Stated task: In the listing below, pick out lines with "LIGUE".

Exercise materials:
— start —
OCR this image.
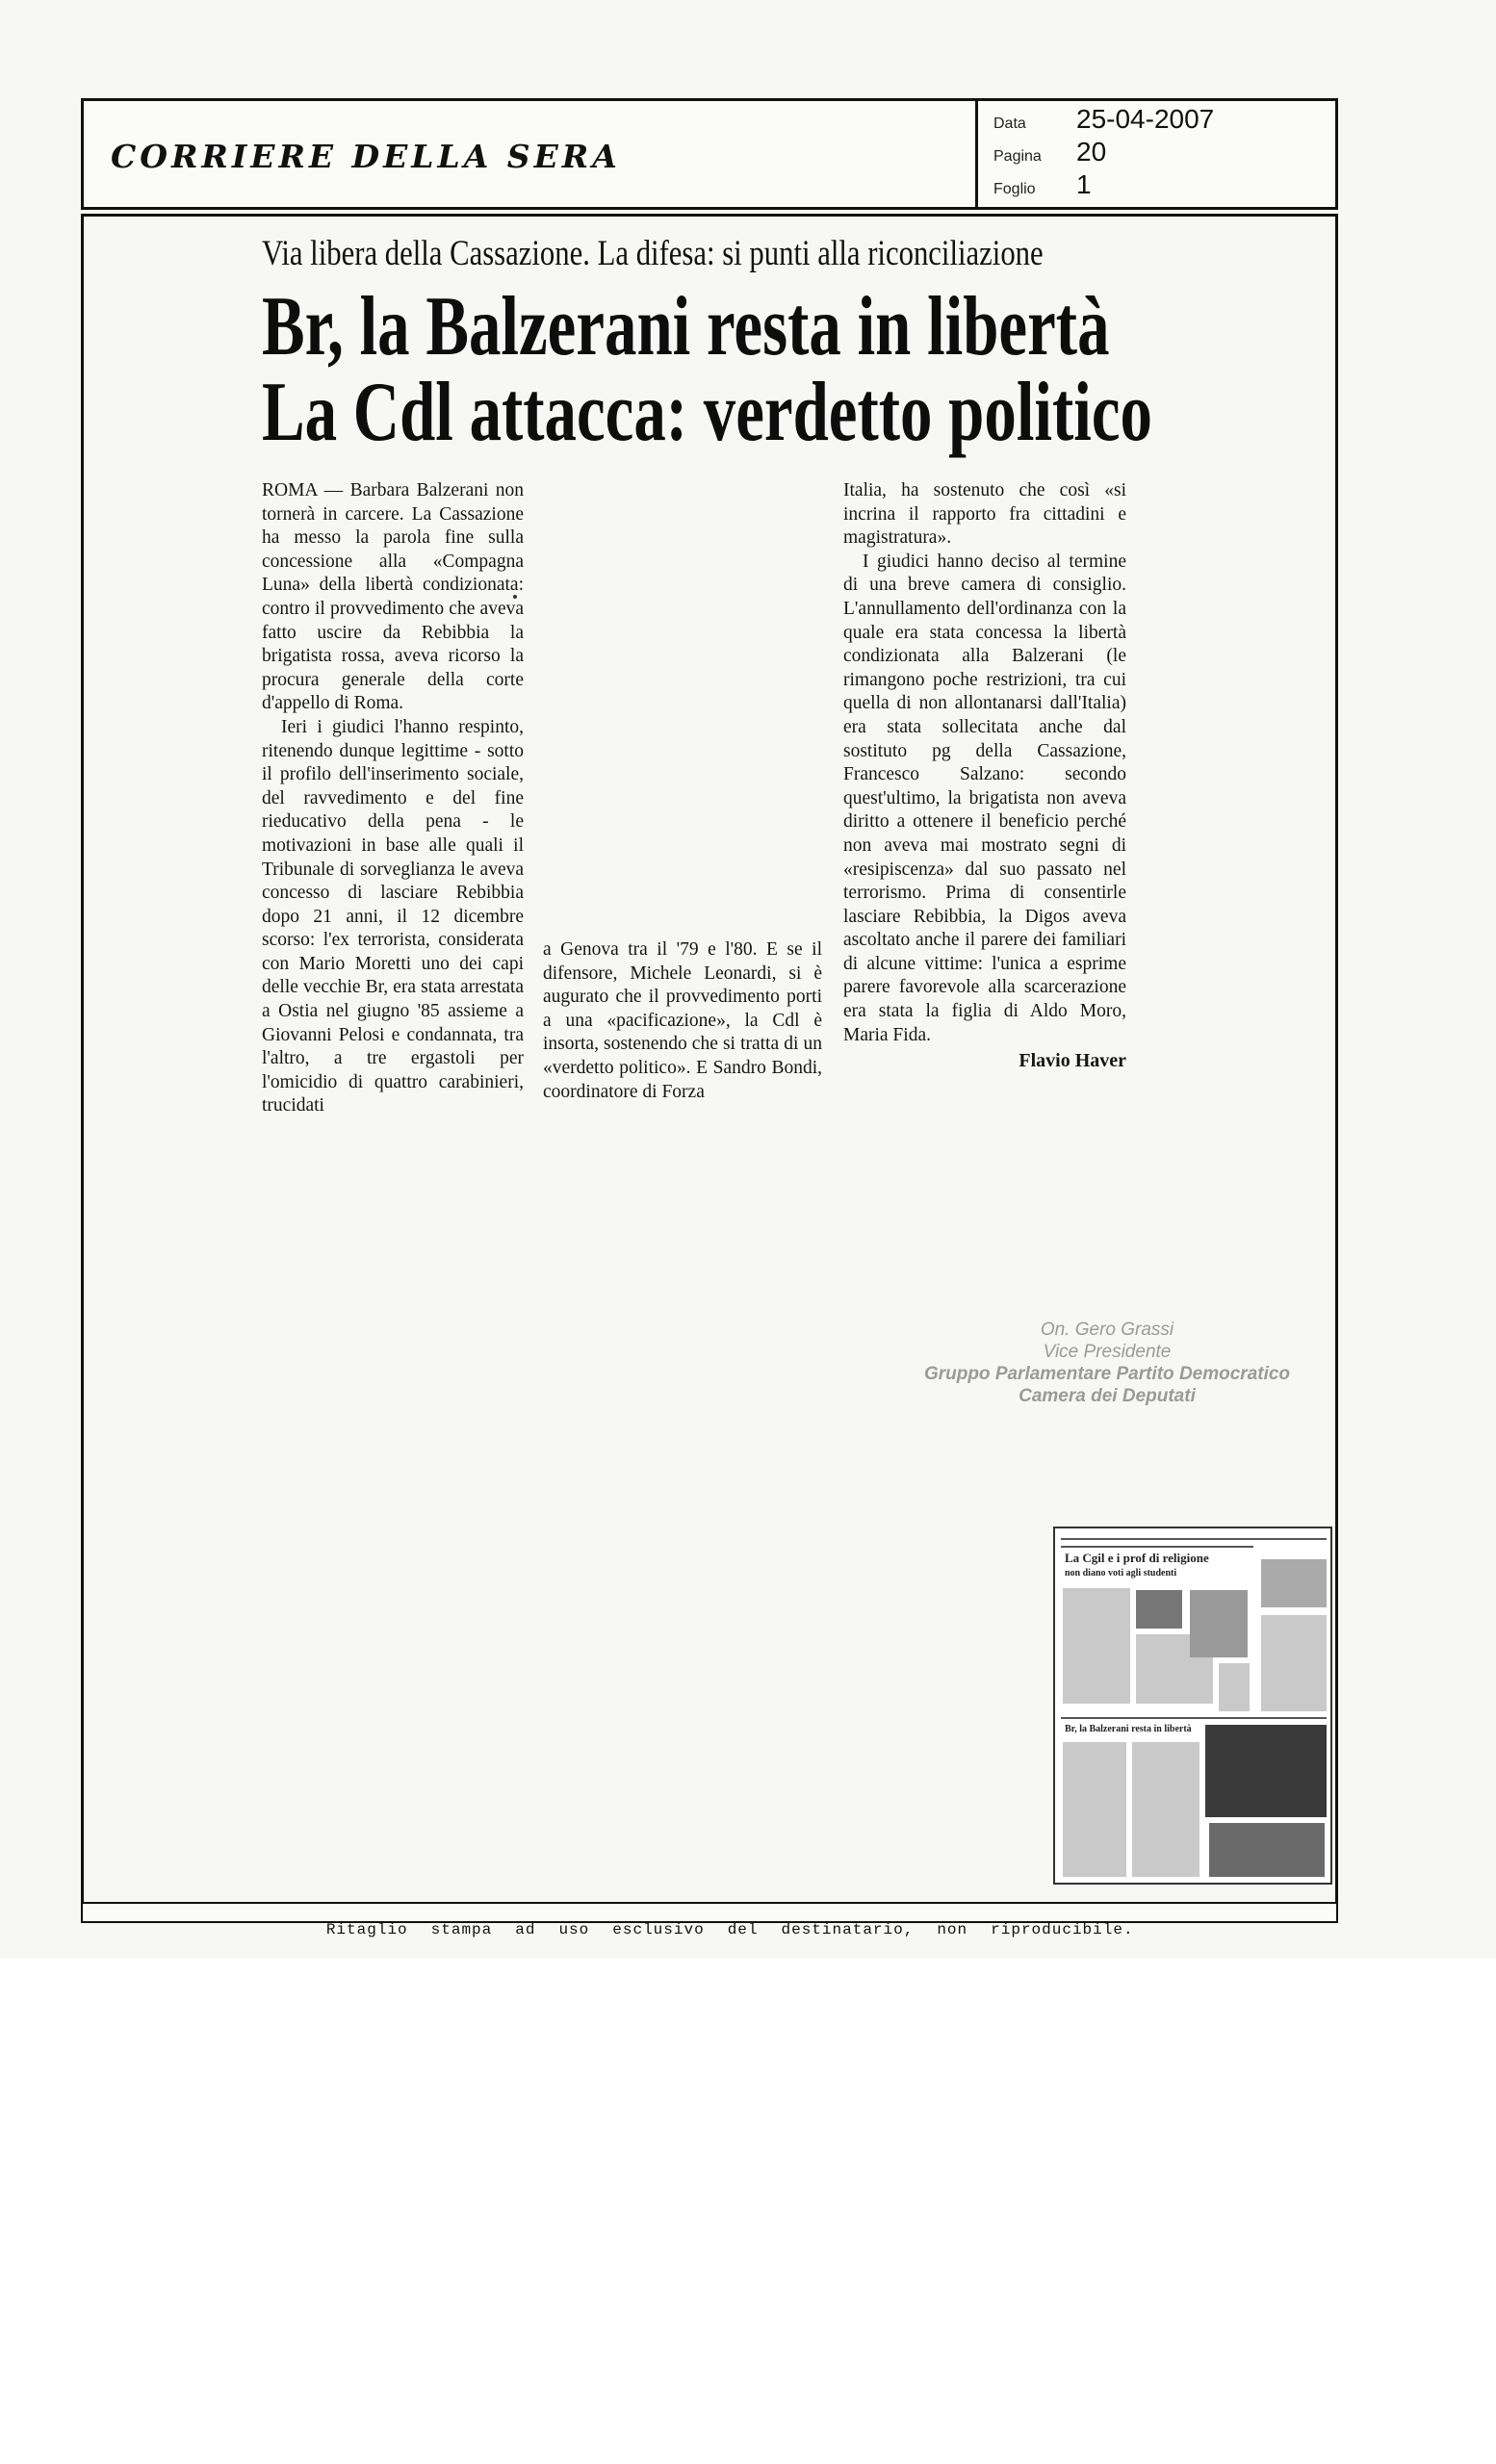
CORRIERE DELLA SERA
Data	25-04-2007
Pagina	20
Foglio	1
Via libera della Cassazione. La difesa: si punti alla riconciliazione
Br, la Balzerani resta in libertà
La Cdl attacca: verdetto politico

ROMA — Barbara Balzerani non tornerà in carcere. La Cassazione ha messo la parola fine sulla concessione alla «Compagna Luna» della libertà condizionata: contro il provvedimento che aveva fatto uscire da Rebibbia la brigatista rossa, aveva ricorso la procura generale della corte d'appello di Roma.

Ieri i giudici l'hanno respinto, ritenendo dunque legittime - sotto il profilo dell'inserimento sociale, del ravvedimento e del fine rieducativo della pena - le motivazioni in base alle quali il Tribunale di sorveglianza le aveva concesso di lasciare Rebibbia dopo 21 anni, il 12 dicembre scorso: l'ex terrorista, considerata con Mario Moretti uno dei capi delle vecchie Br, era stata arrestata a Ostia nel giugno '85 assieme a Giovanni Pelosi e condannata, tra l'altro, a tre ergastoli per l'omicidio di quattro carabinieri, trucidati

a Genova tra il '79 e l'80. E se il difensore, Michele Leonardi, si è augurato che il provvedimento porti a una «pacificazione», la Cdl è insorta, sostenendo che si tratta di un «verdetto politico». E Sandro Bondi, coordinatore di Forza

Italia, ha sostenuto che così «si incrina il rapporto fra cittadini e magistratura».

I giudici hanno deciso al termine di una breve camera di consiglio. L'annullamento dell'ordinanza con la quale era stata concessa la libertà condizionata alla Balzerani (le rimangono poche restrizioni, tra cui quella di non allontanarsi dall'Italia) era stata sollecitata anche dal sostituto pg della Cassazione, Francesco Salzano: secondo quest'ultimo, la brigatista non aveva diritto a ottenere il beneficio perché non aveva mai mostrato segni di «resipiscenza» dal suo passato nel terrorismo. Prima di consentirle lasciare Rebibbia, la Digos aveva ascoltato anche il parere dei familiari di alcune vittime: l'unica a esprime parere favorevole alla scarcerazione era stata la figlia di Aldo Moro, Maria Fida.

Flavio Haver
On. Gero Grassi
Vice Presidente
Gruppo Parlamentare Partito Democratico
Camera dei Deputati
La Cgil e i prof di religione
non diano voti agli studenti
Br, la Balzerani resta in libertà

Ritaglio stampa ad uso esclusivo del destinatario, non riproducibile.
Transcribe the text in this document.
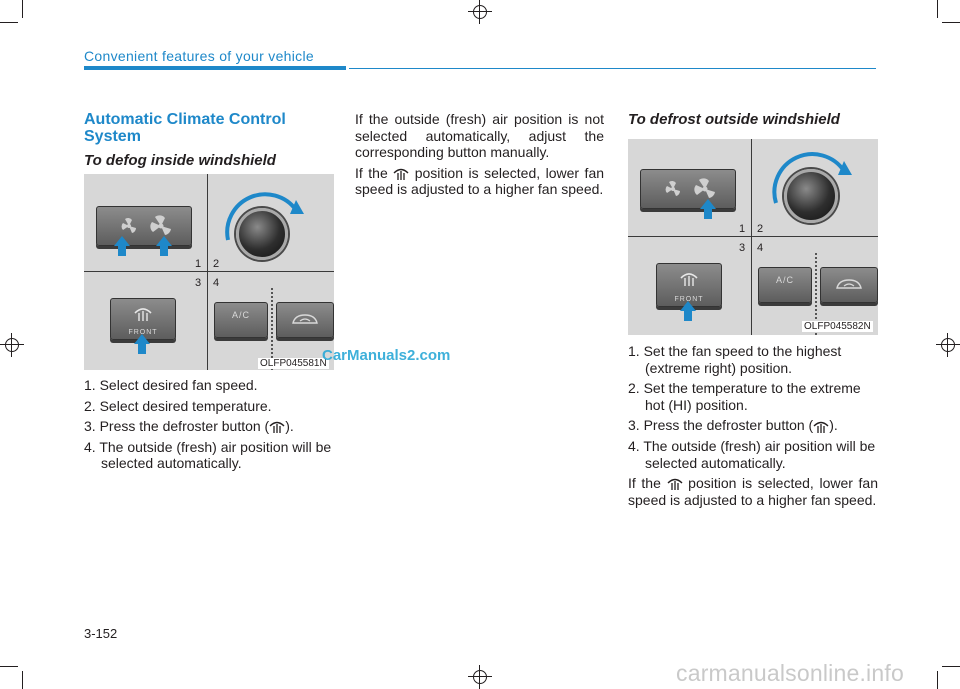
Convenient features of your vehicle
Automatic Climate Control System
To defog inside windshield
1 2
3 4
FRONT
A/C
OLFP045581N
1. Select desired fan speed.
2. Select desired temperature.
3. Press the defroster button ( ).
4. The outside (fresh) air position will be selected automatically.

If the outside (fresh) air position is not selected automatically, adjust the corresponding button manually.

If the position is selected, lower fan speed is adjusted to a higher fan speed.

To defrost outside windshield
1 2
3 4
FRONT
A/C
OLFP045582N
1. Set the fan speed to the highest (extreme right) position.
2. Set the temperature to the extreme hot (HI) position.
3. Press the defroster button ( ).
4. The outside (fresh) air position will be selected automatically.

If the position is selected, lower fan speed is adjusted to a higher fan speed.

3-152
CarManuals2.com
carmanualsonline.info
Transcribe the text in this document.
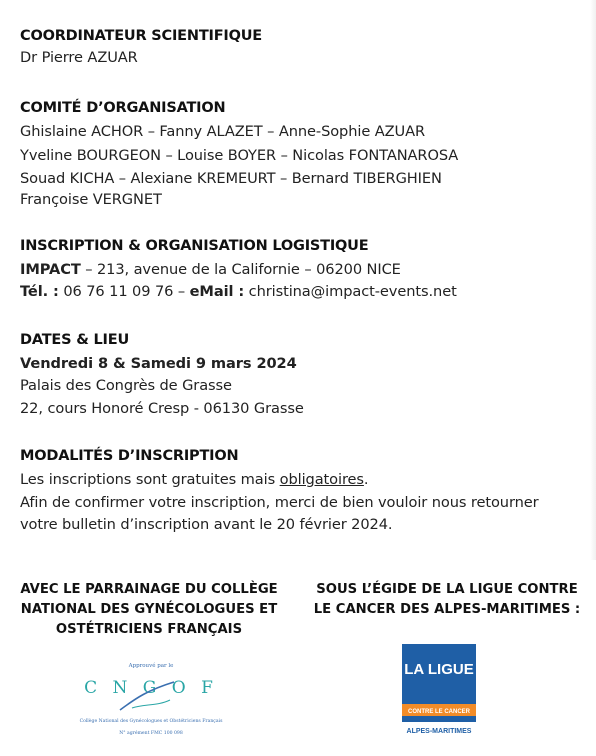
COORDINATEUR SCIENTIFIQUE
Dr Pierre AZUAR
COMITÉ D’ORGANISATION
Ghislaine ACHOR – Fanny ALAZET – Anne-Sophie AZUAR
Yveline BOURGEON – Louise BOYER – Nicolas FONTANAROSA
Souad KICHA – Alexiane KREMEURT – Bernard TIBERGHIEN
Françoise VERGNET
INSCRIPTION & ORGANISATION LOGISTIQUE
IMPACT – 213, avenue de la Californie – 06200 NICE
Tél. : 06 76 11 09 76 – eMail : christina@impact-events.net
DATES & LIEU
Vendredi 8 & Samedi 9 mars 2024
Palais des Congrès de Grasse
22, cours Honoré Cresp - 06130 Grasse
MODALITÉS D’INSCRIPTION
Les inscriptions sont gratuites mais obligatoires.
Afin de confirmer votre inscription, merci de bien vouloir nous retourner
votre bulletin d’inscription avant le 20 février 2024.
AVEC LE PARRAINAGE DU COLLÈGE
NATIONAL DES GYNÉCOLOGUES ET
OSTÉTRICIENS FRANÇAIS
SOUS L’ÉGIDE DE LA LIGUE CONTRE
LE CANCER DES ALPES-MARITIMES :
Approuvé par le
C N G O F
Collège National des Gynécologues et Obstétriciens Français
N° agrément FMC 100 098
LA LIGUE
CONTRE LE CANCER
ALPES-MARITIMES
— end —
Completed exercise:
SOUS L’ÉGIDE DE LA LIGUE CONTRE
LA LIGUE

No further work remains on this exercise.